_TASK INPUTS_:
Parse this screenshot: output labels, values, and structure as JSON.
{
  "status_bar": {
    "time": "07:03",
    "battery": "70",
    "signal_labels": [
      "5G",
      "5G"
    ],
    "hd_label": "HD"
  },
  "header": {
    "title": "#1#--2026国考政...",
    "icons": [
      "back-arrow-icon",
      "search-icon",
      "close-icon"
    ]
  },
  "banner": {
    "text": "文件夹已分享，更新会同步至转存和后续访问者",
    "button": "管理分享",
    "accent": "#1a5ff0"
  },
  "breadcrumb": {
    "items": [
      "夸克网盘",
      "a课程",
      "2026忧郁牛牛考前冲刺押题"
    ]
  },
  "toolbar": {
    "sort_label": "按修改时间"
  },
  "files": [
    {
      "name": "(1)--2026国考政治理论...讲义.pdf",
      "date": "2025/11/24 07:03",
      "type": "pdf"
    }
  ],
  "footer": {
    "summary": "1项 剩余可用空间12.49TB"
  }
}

_EXERCISE PROMPT_: Reproduce all data above, unchanged.

_EXERCISE OUTPUT_:
Parse this screenshot: output labels, values, and structure as JSON.
{
  "status_bar": {
    "time": "07:03",
    "battery": "70",
    "signal_labels": [
      "5G",
      "5G"
    ],
    "hd_label": "HD"
  },
  "header": {
    "title": "#1#--2026国考政...",
    "icons": [
      "back-arrow-icon",
      "search-icon",
      "close-icon"
    ]
  },
  "banner": {
    "text": "文件夹已分享，更新会同步至转存和后续访问者",
    "button": "管理分享",
    "accent": "#1a5ff0"
  },
  "breadcrumb": {
    "items": [
      "夸克网盘",
      "a课程",
      "2026忧郁牛牛考前冲刺押题"
    ]
  },
  "toolbar": {
    "sort_label": "按修改时间"
  },
  "files": [
    {
      "name": "(1)--2026国考政治理论...讲义.pdf",
      "date": "2025/11/24 07:03",
      "type": "pdf"
    }
  ],
  "footer": {
    "summary": "1项 剩余可用空间12.49TB"
  }
}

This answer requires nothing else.